Print the listing as it stands, omitting all images.
····················
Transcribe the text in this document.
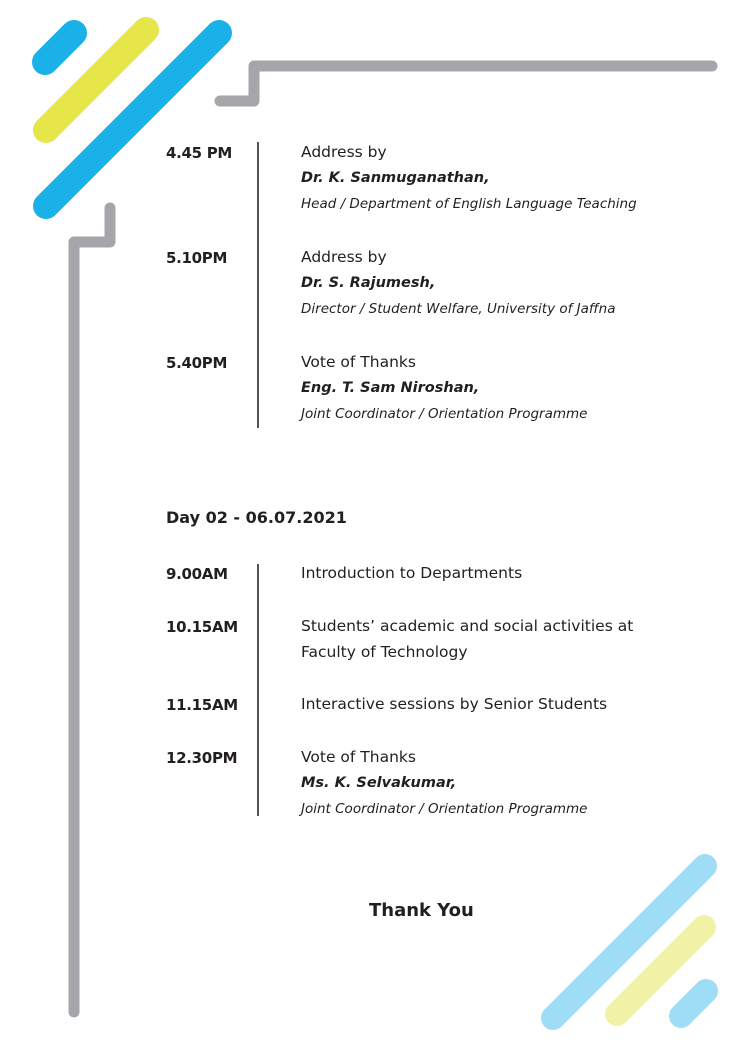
4.45 PM	Address by
Dr. K. Sanmuganathan,
Head / Department of English Language Teaching
5.10PM	Address by
Dr. S. Rajumesh,
Director / Student Welfare, University of Jaffna
5.40PM	Vote of Thanks
Eng. T. Sam Niroshan,
Joint Coordinator / Orientation Programme
Day 02 - 06.07.2021
9.00AM	Introduction to Departments
10.15AM	Students’ academic and social activities at
Faculty of Technology
11.15AM	Interactive sessions by Senior Students
12.30PM	Vote of Thanks
Ms. K. Selvakumar,
Joint Coordinator / Orientation Programme
Thank You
····················
Reply:
Transcribe the text in this document.
4.45 PM	Address by
Dr. K. Sanmuganathan,
Head / Department of English Language Teaching
5.10PM	Address by
Dr. S. Rajumesh,
Director / Student Welfare, University of Jaffna
5.40PM	Vote of Thanks
Eng. T. Sam Niroshan,
Joint Coordinator / Orientation Programme
Day 02 - 06.07.2021
9.00AM	Introduction to Departments
10.15AM	Students’ academic and social activities at
Faculty of Technology
11.15AM	Interactive sessions by Senior Students
12.30PM	Vote of Thanks
Ms. K. Selvakumar,
Joint Coordinator / Orientation Programme
Thank You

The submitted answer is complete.